> _Passage given_:
== == ==

1. "Peak oilers say oil is running out, it's not"
At best this is a misunderstanding, at worst this is a straw-man argument deliberately fabricated to cast doubt on the assertions of those concerned with the realities of peak oil. No peak oiler worth their salt has ever argued that we are running out of peak oil. Sure there may have been a couple of fringe bloggers arguing the case alongside conspiracy theories about alien abduction cover-ups and laser guided death unicorns but no one takes them seriously. The issue is not when oil will run out, it is about when oil production will peak. Global conventional oil production peaked in 2006 according to the IEA's 2010 World Energy Outlook. Unconventional oil has filled the gap for now at least but there is a lot of scepticism as to how long this can last.  

2. "Fracking will save us from peak oil"
While it is certainly true that the massive increase in fracking was unforeseen by most peak oilers it is merely a game extender, not a game changer. Oil from fracking currently accounted for less than 5 percent of the daily U.S. consumption last year. This is even after a 750 percent increase in tight oil production since 2003. Clearly there needs to be an unprecedented increase in exploration and drilling for oil from fracking to even begin making a dent in the wider scale of things.

The other trouble with fracking is that production figures for individual wells commonly decline 60-80 percent in the first year followed by a more gradual decline. This means new wells must constantly be drilled to avoid production for a whole area dropping off very quickly.

The U.S. Energy Information Administration (EIA) forecasts that domestic production of tight oil will max out at 1,325,000 barrels a day by 2030. This is only 7 percent of the current U.S. daily consumption. And no one seriously believes that the U.S. economy can grow without increasing oil consumption. The numbers don't stack up, it's as simple as that.

3. "The United States is now or will soon be a net oil exporter"
The rise of tight oil extracted through fracking has been hailed as a new era for U.S. energy independence. Some have even gone as far as saying that the U.S. is now a net oil exporter. The devil is in the details however. On a Btu basis the U.S. imported 58 percent of the oil it consumed in 2011. 

Now it is true that the U.S. became a net oil product exporter in 2011 for the first time in over sixty years. This is however very different from being a net oil exporter. Gasoline, diesel and heating oil made up the majority of these products. However much of this oil was initially imported as crude from overseas, refined in the U.S. and then exported back out. This doesn't make the U.S. a net oil exporter. Total net crude and product imports did fall 11 percent in 2011 to 8.436 million barrels a day, the lowest point since 2005. And domestic oil output did rise 3.6 percent to 5.673 million barrels a day. But this still leaves a 48.7% difference  between imports and domestic oil output, a huge gap that the IEA forecasts will not be closed as far out as 2035.

== == ==

> _Data rows_:
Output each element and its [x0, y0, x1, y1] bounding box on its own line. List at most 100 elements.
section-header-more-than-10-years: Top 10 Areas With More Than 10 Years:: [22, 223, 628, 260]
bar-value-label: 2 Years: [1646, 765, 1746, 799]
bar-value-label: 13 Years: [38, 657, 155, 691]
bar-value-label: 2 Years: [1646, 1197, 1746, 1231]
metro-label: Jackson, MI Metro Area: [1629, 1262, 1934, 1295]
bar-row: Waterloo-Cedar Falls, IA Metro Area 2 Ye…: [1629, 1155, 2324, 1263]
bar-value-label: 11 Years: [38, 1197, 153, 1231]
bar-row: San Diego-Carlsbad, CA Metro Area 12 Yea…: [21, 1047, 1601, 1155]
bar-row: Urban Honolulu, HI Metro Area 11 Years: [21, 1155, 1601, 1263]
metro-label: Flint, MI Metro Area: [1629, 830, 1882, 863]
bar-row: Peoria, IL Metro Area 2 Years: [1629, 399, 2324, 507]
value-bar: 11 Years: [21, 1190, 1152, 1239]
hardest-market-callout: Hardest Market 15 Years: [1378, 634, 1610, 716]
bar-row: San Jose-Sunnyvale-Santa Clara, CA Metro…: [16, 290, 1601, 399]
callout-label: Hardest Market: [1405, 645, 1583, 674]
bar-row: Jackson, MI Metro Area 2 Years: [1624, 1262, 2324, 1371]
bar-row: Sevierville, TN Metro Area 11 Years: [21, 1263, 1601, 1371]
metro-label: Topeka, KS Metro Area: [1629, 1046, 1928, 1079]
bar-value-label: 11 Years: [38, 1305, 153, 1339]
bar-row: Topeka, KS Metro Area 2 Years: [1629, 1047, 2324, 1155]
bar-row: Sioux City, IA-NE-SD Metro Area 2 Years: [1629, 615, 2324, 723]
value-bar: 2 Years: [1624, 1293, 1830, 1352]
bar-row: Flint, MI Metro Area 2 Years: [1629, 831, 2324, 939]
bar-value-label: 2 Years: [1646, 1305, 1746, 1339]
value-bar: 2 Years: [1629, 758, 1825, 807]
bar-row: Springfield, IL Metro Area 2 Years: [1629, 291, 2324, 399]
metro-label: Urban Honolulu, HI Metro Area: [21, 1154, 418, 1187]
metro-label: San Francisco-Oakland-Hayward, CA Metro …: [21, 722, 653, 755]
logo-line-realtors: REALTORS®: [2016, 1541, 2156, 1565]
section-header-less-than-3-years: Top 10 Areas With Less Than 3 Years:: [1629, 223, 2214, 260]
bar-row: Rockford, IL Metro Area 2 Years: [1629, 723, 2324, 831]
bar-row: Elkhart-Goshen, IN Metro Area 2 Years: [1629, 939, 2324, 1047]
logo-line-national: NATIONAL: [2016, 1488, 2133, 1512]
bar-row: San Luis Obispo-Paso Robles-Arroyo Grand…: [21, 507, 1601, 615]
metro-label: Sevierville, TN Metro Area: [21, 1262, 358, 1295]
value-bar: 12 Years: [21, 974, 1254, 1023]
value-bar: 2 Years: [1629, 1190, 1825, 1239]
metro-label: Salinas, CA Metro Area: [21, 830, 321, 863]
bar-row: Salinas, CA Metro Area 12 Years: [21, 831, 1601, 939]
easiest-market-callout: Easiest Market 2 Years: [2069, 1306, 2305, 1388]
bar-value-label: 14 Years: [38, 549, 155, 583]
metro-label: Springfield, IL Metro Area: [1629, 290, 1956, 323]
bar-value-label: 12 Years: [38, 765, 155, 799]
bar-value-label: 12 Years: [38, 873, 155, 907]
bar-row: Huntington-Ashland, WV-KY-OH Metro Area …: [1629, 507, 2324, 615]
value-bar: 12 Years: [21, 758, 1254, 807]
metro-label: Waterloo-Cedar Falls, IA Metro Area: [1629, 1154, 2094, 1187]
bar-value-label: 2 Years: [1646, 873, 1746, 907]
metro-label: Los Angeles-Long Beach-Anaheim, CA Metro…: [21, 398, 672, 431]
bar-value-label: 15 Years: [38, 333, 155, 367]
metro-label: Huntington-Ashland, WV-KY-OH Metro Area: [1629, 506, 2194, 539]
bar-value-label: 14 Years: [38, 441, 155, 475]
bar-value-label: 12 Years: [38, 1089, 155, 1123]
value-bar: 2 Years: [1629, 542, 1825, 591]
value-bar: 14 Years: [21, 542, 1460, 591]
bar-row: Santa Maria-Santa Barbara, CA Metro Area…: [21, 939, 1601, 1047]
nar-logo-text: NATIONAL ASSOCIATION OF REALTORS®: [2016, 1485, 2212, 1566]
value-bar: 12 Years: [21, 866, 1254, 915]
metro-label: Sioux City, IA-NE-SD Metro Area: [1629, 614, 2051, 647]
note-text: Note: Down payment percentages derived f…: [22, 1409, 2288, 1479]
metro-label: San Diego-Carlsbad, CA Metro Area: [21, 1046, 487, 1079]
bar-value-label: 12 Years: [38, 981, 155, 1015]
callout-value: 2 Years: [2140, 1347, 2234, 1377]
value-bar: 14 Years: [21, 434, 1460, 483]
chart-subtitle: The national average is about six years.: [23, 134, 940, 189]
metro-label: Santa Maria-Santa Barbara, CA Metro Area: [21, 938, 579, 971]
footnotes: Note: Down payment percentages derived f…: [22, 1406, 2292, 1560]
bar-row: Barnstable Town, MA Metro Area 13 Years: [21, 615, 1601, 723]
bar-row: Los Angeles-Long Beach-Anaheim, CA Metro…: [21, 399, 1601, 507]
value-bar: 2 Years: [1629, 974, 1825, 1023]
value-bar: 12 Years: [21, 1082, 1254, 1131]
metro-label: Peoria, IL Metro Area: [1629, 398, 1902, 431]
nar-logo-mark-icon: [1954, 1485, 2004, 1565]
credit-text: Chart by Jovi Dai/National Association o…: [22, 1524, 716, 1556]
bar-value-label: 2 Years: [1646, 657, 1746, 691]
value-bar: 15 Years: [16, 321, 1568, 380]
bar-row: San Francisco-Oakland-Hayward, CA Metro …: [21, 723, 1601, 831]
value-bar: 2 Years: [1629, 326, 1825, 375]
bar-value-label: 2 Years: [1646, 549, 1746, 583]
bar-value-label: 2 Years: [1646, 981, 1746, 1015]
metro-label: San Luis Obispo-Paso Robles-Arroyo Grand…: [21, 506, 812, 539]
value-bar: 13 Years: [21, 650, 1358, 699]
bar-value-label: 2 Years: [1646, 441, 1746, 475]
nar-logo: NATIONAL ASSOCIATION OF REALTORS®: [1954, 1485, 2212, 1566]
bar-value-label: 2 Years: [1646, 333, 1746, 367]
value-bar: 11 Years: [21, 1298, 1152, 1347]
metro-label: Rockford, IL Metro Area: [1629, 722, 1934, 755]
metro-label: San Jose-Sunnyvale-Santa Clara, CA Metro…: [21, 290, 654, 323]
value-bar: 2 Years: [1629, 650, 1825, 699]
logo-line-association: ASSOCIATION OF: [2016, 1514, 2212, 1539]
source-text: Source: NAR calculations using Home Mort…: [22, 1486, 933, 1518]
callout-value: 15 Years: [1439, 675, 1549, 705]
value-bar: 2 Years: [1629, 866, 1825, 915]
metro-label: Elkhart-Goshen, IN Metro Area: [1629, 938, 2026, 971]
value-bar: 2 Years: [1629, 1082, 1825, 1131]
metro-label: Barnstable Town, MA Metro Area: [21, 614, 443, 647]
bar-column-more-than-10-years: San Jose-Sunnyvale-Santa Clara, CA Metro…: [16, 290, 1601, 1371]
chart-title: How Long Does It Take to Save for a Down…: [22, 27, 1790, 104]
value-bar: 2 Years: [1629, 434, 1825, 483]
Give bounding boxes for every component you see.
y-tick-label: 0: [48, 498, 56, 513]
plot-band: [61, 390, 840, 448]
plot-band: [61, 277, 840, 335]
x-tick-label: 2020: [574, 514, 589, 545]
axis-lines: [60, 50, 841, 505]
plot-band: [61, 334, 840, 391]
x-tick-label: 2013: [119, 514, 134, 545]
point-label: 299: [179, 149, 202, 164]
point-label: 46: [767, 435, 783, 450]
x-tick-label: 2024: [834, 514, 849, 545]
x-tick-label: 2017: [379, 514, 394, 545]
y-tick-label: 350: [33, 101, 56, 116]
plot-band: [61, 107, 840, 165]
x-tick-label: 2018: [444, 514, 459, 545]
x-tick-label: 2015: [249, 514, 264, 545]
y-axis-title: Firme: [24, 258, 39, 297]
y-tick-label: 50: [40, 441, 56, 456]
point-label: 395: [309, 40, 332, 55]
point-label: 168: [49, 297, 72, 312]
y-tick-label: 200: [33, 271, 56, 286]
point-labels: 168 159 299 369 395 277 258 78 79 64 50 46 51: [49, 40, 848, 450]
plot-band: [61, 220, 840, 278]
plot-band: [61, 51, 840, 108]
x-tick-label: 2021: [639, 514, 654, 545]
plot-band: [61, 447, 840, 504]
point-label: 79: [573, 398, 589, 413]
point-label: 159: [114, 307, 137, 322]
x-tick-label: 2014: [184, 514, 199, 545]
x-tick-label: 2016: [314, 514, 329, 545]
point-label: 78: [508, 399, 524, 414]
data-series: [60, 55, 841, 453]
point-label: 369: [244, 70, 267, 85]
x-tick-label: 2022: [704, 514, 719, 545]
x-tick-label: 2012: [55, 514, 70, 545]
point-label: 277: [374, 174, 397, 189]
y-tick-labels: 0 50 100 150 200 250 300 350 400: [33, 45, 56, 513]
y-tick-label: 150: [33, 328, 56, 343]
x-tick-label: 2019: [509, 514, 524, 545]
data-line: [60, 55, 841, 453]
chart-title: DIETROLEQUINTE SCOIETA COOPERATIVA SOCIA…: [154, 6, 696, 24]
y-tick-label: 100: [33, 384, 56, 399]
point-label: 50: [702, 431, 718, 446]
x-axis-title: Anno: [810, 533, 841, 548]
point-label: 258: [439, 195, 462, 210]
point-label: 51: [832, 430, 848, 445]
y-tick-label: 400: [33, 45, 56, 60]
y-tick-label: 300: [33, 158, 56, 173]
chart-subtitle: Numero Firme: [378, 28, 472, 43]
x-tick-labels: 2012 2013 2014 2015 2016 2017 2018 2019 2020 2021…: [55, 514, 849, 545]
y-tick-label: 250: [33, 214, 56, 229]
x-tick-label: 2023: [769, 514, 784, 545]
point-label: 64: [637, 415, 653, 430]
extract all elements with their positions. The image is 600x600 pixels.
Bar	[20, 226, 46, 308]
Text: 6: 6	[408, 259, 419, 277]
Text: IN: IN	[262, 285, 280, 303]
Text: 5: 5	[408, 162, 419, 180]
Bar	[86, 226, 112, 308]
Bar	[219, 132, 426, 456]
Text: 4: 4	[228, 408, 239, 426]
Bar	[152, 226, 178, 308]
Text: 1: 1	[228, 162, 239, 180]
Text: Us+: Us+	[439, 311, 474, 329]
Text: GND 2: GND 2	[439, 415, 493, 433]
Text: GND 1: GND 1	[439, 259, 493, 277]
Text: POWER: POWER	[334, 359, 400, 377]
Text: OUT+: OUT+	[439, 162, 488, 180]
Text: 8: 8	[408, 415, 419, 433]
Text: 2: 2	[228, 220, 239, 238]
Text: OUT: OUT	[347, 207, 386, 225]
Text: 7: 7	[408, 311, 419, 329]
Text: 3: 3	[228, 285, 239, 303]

== == ==

> _Tasks to carry out_:
1 – Please copy the peak oil passage word for word, starting at "The U.S. Energy Information" and ending at "simple as that.".
2 – Resume the peak oil passage, writing on from its final sentence.

> _Solved problems_:
1 –
The U.S. Energy Information Administration (EIA) forecasts that domestic production of tight oil will max out at 1,325,000 barrels a day by 2030. This is only 7 percent of the current U.S. daily consumption. And no one seriously believes that the U.S. economy can grow without increasing oil consumption. The numbers don't stack up, it's as simple as that.

2 –
4. "Oil production is still increasing annually"
Like many peak oil denier myths this old gem is true up to a point. But only if you include unconventional oil, natural gas liquids and biofuels. Which means that when you take those figures away you get...that's right...a peak in the production of oil from conventional sources. And as we see from the example in the U.S. it is highly unlikely that unconventional plays will be able to take up much of the slack.  

Graph from:

5. "Saudia Arabia will ramp up production to ease prices soon"
Crude oil prices have been over US$100 a barrel since February 2011. This is after steadily climbing from a low of US$42 a barrel in December 2008 after the last recession killed demand. The question is: with oil prices so high for so long, why hasn't Saudi Arabia stepped in already to ease prices? Saudi Arabia produced the highest amount in thirty years in November 2011 and then actually decreased output and exports the following month. The increased November output dropped prices by $3.00 per barrel to $107.97 for December. The easing was shortlived however with average March 2012 prices sitting at $126.4 per barrel, the highest price since July 2008. Production capacity figures for OPEC countries are notorious for being inflated and there is increasing scepticism that Saudi Arabia couldn't priduce any more oil even if it wanted to. 

6. "East Africa is the new Middle East"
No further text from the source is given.